◆ WHAT NEEDS TO BE DONE: Examine the entries and show every line in which the word "name" is found.

◆ MATERIAL FOR THIS EXERCISE:
^^^^
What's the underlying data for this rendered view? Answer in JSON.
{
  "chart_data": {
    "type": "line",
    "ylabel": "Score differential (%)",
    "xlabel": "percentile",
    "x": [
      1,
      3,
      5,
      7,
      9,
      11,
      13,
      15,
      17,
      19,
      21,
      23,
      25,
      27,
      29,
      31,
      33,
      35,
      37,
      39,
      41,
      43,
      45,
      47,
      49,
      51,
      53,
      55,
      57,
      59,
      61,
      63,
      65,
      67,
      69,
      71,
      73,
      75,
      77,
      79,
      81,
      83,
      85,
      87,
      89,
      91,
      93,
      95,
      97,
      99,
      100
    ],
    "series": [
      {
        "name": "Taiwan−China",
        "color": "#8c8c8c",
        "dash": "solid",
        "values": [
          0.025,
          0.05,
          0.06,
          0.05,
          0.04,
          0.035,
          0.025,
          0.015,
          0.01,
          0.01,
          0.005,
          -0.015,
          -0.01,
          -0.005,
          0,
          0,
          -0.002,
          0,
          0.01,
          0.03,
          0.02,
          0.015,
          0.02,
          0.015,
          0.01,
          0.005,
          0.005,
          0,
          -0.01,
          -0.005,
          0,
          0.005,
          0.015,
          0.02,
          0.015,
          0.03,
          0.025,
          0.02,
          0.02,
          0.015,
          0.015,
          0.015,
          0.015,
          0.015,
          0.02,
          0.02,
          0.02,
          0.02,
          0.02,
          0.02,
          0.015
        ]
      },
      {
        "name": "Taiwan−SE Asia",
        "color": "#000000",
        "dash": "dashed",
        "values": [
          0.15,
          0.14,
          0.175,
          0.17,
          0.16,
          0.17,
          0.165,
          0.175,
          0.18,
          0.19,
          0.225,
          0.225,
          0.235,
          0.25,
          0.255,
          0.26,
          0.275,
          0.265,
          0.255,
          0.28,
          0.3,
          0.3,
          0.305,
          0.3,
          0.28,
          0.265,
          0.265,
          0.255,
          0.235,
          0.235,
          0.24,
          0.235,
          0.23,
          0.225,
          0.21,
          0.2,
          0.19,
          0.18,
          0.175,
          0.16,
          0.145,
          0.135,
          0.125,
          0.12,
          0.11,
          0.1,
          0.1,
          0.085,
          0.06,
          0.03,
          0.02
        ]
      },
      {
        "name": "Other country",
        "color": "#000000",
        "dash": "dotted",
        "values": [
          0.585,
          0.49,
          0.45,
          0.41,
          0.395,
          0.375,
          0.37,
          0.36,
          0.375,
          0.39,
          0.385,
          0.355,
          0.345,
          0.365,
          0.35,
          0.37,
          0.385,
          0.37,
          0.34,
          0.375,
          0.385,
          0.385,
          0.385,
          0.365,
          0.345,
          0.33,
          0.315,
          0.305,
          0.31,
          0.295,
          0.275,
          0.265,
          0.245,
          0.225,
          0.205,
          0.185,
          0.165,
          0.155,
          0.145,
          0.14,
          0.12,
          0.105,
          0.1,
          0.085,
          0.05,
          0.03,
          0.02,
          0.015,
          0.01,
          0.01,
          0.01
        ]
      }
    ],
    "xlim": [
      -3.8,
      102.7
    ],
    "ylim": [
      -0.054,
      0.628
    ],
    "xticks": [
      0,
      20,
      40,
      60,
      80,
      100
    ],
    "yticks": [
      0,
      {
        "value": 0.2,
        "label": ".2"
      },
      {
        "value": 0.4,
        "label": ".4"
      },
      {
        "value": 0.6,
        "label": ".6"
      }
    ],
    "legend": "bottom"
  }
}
^^^^
◆ OUTPUT BELOW:
        "name": "Taiwan−China",
        "name": "Taiwan−SE Asia",
        "name": "Other country",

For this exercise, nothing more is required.